## [WHAT IS REQUIRED]
Scan the listing below. Report each line that includes "screenshot".

Items from a dataset:
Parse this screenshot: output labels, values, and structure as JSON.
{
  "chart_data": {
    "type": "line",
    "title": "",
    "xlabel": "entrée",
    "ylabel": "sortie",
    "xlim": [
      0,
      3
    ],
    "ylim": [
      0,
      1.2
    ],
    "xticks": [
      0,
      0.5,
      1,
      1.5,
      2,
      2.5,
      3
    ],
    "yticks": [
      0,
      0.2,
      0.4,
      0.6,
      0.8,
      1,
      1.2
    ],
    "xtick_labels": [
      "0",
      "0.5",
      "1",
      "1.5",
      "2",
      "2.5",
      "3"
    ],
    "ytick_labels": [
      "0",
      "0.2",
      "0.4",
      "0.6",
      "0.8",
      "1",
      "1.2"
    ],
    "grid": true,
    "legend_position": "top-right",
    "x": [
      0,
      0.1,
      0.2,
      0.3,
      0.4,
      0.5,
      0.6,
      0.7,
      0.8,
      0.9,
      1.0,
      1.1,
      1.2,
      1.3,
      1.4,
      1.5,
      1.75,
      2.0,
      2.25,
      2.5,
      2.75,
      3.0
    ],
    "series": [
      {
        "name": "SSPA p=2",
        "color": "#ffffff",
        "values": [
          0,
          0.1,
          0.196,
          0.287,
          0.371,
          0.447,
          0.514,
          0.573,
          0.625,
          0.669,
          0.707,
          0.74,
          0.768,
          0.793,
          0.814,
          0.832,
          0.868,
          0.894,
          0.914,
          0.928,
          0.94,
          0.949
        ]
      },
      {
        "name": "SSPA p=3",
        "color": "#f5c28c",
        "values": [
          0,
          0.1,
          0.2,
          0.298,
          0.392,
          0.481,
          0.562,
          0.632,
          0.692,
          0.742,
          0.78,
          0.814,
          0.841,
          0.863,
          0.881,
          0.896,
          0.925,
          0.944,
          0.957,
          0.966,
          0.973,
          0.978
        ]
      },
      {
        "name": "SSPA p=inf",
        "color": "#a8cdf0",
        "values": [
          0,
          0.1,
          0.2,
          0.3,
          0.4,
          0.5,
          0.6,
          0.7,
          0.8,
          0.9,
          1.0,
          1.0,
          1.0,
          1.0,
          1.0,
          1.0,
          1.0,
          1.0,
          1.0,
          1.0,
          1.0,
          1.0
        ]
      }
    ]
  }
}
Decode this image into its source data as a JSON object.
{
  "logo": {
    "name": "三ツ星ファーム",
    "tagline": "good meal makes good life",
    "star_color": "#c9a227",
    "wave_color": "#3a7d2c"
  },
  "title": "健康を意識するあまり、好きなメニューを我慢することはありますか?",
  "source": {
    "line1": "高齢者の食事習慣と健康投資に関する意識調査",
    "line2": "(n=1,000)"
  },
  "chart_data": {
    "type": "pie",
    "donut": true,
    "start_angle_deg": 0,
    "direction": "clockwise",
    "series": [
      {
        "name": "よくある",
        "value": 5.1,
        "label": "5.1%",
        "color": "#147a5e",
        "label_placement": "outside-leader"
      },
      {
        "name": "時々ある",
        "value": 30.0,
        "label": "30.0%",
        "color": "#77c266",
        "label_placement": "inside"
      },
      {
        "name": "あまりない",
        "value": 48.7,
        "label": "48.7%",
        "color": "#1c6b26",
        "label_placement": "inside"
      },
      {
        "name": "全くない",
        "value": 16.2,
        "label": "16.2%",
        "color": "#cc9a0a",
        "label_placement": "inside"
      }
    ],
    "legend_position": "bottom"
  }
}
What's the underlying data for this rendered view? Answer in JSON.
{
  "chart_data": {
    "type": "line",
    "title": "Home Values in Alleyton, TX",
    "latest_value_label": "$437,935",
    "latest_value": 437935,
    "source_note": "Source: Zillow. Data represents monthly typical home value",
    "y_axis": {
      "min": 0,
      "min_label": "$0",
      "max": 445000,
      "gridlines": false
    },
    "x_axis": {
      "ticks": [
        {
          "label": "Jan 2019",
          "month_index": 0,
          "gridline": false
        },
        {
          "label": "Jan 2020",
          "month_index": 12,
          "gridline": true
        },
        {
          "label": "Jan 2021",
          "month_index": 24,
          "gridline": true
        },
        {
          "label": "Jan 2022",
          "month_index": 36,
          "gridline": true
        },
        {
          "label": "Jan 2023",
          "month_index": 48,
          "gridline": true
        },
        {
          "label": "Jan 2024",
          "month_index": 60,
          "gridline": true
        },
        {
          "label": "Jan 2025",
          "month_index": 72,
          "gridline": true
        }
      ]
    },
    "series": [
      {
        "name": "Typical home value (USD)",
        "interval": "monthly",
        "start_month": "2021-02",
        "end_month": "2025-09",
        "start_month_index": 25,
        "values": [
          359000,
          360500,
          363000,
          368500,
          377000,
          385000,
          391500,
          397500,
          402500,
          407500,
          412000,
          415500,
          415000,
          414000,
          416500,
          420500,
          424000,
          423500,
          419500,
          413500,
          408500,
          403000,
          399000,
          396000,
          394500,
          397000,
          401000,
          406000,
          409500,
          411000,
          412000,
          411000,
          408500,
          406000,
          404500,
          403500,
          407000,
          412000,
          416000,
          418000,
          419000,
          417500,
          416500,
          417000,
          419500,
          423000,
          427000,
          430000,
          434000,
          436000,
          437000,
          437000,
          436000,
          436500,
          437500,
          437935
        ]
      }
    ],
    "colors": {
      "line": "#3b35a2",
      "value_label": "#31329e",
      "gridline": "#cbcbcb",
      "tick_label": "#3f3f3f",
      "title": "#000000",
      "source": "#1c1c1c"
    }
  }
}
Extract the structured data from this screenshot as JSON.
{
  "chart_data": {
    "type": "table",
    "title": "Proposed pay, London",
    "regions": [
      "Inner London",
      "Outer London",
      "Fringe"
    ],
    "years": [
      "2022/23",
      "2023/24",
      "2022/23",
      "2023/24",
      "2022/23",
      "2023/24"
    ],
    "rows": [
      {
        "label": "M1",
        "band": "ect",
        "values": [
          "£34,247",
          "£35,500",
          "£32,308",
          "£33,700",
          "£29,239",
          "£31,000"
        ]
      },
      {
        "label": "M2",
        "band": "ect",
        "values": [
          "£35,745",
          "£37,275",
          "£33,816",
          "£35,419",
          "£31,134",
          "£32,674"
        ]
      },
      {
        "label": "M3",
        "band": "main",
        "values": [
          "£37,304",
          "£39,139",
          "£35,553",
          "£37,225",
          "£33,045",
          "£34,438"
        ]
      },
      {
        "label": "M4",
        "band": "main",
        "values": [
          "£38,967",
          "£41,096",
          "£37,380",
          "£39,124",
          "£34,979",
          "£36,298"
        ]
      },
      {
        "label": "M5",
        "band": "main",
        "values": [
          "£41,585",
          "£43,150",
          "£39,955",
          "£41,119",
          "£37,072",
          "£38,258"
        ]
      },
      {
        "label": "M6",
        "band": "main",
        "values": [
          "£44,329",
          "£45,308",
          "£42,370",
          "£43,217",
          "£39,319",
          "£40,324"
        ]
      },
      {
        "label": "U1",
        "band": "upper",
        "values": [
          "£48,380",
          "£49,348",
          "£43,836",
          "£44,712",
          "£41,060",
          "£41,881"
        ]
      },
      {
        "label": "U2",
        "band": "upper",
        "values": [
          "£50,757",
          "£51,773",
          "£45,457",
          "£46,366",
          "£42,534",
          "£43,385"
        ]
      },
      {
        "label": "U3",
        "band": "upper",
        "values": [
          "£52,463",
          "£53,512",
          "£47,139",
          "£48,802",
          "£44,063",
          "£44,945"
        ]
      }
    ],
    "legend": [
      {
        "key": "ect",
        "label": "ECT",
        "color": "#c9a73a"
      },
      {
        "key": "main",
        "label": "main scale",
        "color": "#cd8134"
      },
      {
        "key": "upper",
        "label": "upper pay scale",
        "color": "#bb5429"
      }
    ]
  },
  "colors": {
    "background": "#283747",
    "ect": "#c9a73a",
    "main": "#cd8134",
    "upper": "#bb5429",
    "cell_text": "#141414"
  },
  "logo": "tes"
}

## [TASK ANSWER]
Parse this screenshot: output labels, values, and structure as JSON.
Extract the structured data from this screenshot as JSON.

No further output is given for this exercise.